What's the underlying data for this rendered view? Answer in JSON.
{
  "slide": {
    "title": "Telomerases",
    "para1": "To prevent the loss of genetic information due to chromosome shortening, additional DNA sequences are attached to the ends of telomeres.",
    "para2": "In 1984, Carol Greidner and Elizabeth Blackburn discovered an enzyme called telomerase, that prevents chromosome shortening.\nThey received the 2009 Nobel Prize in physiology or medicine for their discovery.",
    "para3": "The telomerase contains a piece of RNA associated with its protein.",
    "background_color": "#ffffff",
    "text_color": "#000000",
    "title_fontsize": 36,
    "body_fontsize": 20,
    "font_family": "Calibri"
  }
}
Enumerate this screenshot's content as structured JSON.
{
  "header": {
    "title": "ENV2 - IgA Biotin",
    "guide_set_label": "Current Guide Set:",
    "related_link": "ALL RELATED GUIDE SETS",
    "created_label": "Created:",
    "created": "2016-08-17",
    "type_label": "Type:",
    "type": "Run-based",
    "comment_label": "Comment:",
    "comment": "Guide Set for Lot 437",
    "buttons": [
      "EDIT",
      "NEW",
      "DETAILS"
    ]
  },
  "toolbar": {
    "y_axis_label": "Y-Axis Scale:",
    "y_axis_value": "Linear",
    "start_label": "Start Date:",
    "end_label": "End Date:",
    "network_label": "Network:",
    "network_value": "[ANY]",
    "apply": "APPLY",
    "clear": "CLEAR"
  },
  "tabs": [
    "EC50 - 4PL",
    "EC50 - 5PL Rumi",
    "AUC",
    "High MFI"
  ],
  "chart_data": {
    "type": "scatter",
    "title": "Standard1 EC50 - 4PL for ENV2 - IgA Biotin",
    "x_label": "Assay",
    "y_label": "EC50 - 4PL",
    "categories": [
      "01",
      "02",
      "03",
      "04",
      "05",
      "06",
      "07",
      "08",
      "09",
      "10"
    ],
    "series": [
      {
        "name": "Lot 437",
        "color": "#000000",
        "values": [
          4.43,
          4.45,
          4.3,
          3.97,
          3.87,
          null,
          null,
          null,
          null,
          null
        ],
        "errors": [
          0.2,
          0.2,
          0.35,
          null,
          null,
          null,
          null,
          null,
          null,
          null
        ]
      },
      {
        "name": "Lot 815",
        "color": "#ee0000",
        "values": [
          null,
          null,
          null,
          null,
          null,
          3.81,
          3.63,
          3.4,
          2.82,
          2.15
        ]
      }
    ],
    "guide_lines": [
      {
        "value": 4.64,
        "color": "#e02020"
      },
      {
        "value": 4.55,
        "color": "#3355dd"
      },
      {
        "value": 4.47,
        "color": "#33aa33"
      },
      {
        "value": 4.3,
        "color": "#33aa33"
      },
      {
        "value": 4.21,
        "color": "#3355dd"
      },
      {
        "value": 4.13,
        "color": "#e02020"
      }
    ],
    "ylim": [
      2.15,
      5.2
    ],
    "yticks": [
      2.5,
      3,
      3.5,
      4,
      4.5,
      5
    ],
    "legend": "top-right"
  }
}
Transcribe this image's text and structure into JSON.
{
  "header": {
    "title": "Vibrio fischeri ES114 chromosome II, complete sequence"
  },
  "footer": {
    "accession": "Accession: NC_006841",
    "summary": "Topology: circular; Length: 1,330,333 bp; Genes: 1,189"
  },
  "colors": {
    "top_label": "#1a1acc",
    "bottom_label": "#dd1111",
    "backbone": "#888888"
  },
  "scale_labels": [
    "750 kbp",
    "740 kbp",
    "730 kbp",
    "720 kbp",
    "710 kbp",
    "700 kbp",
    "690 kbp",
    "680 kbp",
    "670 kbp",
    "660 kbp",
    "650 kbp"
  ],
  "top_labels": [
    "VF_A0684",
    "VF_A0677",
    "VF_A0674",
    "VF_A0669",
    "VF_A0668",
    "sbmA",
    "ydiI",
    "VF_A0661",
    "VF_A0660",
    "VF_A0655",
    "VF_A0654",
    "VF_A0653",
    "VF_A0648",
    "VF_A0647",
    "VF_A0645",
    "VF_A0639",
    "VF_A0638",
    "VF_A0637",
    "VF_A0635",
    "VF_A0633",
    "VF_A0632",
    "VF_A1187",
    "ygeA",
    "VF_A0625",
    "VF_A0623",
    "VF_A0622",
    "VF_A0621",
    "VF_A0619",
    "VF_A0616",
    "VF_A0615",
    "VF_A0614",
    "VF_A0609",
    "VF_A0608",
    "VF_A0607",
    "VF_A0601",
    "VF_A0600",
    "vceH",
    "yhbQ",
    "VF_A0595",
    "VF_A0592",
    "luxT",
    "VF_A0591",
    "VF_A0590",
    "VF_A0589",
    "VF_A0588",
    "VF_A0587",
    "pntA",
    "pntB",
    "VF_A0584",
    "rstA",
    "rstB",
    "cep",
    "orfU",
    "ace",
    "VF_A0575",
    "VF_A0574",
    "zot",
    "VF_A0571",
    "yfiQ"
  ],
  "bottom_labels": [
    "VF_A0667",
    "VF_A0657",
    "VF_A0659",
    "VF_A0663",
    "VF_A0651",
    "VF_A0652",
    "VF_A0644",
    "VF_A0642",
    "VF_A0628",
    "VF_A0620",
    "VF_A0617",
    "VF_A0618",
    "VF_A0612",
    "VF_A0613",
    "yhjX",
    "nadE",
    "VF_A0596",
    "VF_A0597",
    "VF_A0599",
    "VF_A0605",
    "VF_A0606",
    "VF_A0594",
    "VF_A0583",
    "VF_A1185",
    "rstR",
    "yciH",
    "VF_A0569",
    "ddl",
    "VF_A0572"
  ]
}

■ DIRECTIONS FOR THIS TASK:
Scan the material above for the string "Date" and return the lines that hold it.

■ EXERCISE RESULT:
    "start_label": "Start Date:",
    "end_label": "End Date:",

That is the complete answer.